Task brief |
Make an exact copy of all the data.

Data |
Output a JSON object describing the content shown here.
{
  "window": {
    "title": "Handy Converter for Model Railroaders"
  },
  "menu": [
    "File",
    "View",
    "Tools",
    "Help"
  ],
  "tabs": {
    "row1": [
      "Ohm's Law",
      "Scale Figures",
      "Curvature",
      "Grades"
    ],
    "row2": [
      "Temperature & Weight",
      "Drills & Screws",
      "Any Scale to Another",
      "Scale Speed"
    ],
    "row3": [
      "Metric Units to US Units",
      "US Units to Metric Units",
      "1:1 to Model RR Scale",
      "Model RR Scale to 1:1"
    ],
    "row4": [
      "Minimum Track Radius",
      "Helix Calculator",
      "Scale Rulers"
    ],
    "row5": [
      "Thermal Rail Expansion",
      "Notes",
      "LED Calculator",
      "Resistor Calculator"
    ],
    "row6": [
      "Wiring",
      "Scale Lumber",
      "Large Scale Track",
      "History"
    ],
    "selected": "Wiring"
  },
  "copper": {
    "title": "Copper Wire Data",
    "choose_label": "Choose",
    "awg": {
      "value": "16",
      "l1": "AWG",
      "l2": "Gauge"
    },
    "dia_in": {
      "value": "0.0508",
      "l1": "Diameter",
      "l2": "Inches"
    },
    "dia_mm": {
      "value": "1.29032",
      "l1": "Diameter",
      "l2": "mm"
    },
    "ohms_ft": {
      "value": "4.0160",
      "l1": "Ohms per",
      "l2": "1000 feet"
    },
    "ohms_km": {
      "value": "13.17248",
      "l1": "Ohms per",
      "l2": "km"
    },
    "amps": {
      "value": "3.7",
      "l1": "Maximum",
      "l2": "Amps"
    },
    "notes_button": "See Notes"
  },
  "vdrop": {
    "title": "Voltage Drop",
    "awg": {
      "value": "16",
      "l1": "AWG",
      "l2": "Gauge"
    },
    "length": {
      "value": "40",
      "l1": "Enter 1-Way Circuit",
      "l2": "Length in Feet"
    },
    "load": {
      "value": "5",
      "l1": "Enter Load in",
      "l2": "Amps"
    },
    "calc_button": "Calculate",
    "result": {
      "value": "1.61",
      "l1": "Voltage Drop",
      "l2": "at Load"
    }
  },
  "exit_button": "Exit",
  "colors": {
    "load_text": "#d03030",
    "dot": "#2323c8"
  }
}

Output below |
Output a JSON object describing the content shown here.
{
  "window": {
    "title": "Handy Converter for Model Railroaders"
  },
  "menu": [
    "File",
    "View",
    "Tools",
    "Help"
  ],
  "tabs": {
    "row1": [
      "Ohm's Law",
      "Scale Figures",
      "Curvature",
      "Grades"
    ],
    "row2": [
      "Temperature & Weight",
      "Drills & Screws",
      "Any Scale to Another",
      "Scale Speed"
    ],
    "row3": [
      "Metric Units to US Units",
      "US Units to Metric Units",
      "1:1 to Model RR Scale",
      "Model RR Scale to 1:1"
    ],
    "row4": [
      "Minimum Track Radius",
      "Helix Calculator",
      "Scale Rulers"
    ],
    "row5": [
      "Thermal Rail Expansion",
      "Notes",
      "LED Calculator",
      "Resistor Calculator"
    ],
    "row6": [
      "Wiring",
      "Scale Lumber",
      "Large Scale Track",
      "History"
    ],
    "selected": "Wiring"
  },
  "copper": {
    "title": "Copper Wire Data",
    "choose_label": "Choose",
    "awg": {
      "value": "16",
      "l1": "AWG",
      "l2": "Gauge"
    },
    "dia_in": {
      "value": "0.0508",
      "l1": "Diameter",
      "l2": "Inches"
    },
    "dia_mm": {
      "value": "1.29032",
      "l1": "Diameter",
      "l2": "mm"
    },
    "ohms_ft": {
      "value": "4.0160",
      "l1": "Ohms per",
      "l2": "1000 feet"
    },
    "ohms_km": {
      "value": "13.17248",
      "l1": "Ohms per",
      "l2": "km"
    },
    "amps": {
      "value": "3.7",
      "l1": "Maximum",
      "l2": "Amps"
    },
    "notes_button": "See Notes"
  },
  "vdrop": {
    "title": "Voltage Drop",
    "awg": {
      "value": "16",
      "l1": "AWG",
      "l2": "Gauge"
    },
    "length": {
      "value": "40",
      "l1": "Enter 1-Way Circuit",
      "l2": "Length in Feet"
    },
    "load": {
      "value": "5",
      "l1": "Enter Load in",
      "l2": "Amps"
    },
    "calc_button": "Calculate",
    "result": {
      "value": "1.61",
      "l1": "Voltage Drop",
      "l2": "at Load"
    }
  },
  "exit_button": "Exit",
  "colors": {
    "load_text": "#d03030",
    "dot": "#2323c8"
  }
}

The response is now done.